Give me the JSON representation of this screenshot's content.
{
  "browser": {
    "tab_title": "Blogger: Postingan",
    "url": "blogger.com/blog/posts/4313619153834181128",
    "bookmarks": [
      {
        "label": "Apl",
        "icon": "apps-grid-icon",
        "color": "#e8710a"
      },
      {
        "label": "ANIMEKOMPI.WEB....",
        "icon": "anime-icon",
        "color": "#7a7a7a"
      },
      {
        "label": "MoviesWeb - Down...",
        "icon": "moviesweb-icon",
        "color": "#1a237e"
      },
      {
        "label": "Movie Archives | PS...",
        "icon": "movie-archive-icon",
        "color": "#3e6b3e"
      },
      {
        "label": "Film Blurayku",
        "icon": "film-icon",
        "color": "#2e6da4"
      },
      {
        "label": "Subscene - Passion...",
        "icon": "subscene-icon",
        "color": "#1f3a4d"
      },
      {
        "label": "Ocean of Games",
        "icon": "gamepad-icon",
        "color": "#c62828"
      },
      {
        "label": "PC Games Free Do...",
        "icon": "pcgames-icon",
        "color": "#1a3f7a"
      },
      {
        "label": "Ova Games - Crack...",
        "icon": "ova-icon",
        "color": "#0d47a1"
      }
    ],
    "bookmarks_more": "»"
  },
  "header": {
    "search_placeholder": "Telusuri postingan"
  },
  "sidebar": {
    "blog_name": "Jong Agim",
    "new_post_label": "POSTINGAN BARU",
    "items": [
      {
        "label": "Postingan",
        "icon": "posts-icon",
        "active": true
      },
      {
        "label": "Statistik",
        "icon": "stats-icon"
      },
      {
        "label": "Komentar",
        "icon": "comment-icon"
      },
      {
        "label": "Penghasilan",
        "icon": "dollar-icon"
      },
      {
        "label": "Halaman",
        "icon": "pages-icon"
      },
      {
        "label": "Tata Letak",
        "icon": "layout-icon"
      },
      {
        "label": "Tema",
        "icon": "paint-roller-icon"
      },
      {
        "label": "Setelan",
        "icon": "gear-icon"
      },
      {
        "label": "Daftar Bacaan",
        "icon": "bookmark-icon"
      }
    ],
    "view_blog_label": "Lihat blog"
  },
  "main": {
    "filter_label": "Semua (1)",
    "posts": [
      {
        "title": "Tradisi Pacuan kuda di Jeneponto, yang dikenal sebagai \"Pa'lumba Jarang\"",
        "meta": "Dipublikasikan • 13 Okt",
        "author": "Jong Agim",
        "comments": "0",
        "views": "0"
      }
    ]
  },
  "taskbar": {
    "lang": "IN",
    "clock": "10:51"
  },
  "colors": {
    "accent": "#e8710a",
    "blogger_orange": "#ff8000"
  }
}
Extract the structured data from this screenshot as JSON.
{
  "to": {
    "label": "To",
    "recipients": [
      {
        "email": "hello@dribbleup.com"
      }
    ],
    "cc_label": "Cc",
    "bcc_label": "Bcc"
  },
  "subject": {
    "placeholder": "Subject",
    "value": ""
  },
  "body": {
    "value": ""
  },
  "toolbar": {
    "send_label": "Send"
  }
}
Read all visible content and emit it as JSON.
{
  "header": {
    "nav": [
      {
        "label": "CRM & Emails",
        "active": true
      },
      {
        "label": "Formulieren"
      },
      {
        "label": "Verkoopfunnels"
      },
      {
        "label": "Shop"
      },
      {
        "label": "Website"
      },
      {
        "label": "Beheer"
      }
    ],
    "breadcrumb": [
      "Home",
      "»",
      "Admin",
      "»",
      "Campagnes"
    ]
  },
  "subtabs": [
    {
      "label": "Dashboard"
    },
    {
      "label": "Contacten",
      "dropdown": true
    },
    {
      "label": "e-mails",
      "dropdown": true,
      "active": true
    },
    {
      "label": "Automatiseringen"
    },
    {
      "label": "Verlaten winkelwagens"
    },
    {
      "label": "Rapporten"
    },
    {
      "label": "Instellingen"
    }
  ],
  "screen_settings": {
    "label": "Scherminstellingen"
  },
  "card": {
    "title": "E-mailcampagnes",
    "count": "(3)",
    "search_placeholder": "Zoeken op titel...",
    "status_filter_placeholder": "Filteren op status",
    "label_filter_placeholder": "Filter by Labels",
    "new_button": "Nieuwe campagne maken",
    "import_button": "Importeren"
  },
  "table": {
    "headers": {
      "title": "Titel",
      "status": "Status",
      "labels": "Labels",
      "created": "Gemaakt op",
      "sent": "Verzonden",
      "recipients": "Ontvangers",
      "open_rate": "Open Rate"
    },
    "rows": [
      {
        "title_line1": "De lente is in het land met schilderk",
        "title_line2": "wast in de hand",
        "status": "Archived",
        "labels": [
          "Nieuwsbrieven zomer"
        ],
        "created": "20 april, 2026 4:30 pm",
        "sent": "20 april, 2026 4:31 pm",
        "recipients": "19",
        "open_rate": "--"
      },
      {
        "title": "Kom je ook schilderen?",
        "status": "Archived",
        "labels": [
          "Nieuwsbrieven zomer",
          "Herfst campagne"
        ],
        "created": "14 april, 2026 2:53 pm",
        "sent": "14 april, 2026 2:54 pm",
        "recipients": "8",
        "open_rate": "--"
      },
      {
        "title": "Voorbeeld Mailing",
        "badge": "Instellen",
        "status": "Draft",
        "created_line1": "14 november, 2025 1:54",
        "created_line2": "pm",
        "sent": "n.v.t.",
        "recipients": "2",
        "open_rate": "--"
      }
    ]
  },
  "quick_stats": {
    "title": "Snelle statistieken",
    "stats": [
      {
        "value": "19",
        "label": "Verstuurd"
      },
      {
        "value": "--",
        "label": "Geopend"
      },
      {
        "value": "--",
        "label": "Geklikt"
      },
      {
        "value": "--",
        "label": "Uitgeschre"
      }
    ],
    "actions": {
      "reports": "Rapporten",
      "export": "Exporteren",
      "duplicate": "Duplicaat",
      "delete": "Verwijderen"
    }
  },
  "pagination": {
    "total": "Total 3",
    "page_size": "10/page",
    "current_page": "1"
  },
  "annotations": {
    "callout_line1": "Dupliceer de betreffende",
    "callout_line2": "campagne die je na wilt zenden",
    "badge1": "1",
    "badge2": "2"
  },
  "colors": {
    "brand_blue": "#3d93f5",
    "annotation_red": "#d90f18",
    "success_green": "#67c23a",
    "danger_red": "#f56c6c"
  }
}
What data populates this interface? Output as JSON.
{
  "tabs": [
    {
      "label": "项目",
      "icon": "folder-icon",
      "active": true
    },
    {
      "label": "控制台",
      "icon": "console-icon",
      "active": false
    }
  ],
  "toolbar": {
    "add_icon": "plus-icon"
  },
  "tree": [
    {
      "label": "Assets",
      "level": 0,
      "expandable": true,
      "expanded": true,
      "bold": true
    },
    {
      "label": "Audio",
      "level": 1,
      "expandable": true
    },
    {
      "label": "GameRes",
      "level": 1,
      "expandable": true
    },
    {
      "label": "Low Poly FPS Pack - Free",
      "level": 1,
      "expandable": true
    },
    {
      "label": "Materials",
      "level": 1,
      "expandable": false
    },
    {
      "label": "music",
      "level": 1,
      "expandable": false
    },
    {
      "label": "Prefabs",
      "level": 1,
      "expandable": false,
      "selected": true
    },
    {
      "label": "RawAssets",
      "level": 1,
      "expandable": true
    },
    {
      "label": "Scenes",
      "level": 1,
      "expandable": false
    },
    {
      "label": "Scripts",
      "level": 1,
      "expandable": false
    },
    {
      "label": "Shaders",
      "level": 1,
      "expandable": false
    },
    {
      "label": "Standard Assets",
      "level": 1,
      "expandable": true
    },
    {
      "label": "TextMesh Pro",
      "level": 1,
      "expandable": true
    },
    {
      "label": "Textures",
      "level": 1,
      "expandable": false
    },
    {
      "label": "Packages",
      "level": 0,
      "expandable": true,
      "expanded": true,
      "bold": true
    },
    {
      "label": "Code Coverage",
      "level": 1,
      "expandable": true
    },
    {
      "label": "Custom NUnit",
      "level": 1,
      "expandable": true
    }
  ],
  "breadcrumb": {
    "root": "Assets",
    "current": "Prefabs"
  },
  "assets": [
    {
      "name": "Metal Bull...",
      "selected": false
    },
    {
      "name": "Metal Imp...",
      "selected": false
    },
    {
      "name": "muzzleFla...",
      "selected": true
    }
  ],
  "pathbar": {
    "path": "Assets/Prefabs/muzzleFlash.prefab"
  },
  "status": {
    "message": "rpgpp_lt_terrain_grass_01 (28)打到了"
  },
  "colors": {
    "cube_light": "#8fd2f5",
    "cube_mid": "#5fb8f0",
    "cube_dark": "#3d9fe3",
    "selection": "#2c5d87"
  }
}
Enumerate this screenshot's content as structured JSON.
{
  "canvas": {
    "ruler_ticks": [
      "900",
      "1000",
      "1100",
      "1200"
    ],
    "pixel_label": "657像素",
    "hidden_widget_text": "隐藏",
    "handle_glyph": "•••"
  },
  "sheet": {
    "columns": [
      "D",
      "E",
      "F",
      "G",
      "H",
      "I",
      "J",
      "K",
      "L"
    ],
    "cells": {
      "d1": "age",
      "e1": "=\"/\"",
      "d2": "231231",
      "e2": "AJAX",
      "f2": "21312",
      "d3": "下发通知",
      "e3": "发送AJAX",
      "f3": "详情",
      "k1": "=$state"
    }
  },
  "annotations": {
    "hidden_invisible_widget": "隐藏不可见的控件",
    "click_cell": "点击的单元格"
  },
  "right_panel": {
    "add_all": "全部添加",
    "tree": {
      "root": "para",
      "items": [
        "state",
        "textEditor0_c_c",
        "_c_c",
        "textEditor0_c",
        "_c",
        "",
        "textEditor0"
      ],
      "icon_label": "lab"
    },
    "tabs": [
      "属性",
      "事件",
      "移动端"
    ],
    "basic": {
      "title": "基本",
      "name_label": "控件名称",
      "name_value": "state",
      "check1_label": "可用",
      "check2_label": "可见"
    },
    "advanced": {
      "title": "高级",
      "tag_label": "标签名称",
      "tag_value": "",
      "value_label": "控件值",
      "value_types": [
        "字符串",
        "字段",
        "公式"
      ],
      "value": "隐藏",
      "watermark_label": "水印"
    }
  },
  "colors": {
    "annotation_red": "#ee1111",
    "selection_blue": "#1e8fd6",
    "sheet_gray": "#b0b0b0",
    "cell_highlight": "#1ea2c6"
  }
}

Exercise description: Copy out each line of the entries that holds "data".

Task solution:
Extract the structured data from this screenshot as JSON.
What data populates this interface? Output as JSON.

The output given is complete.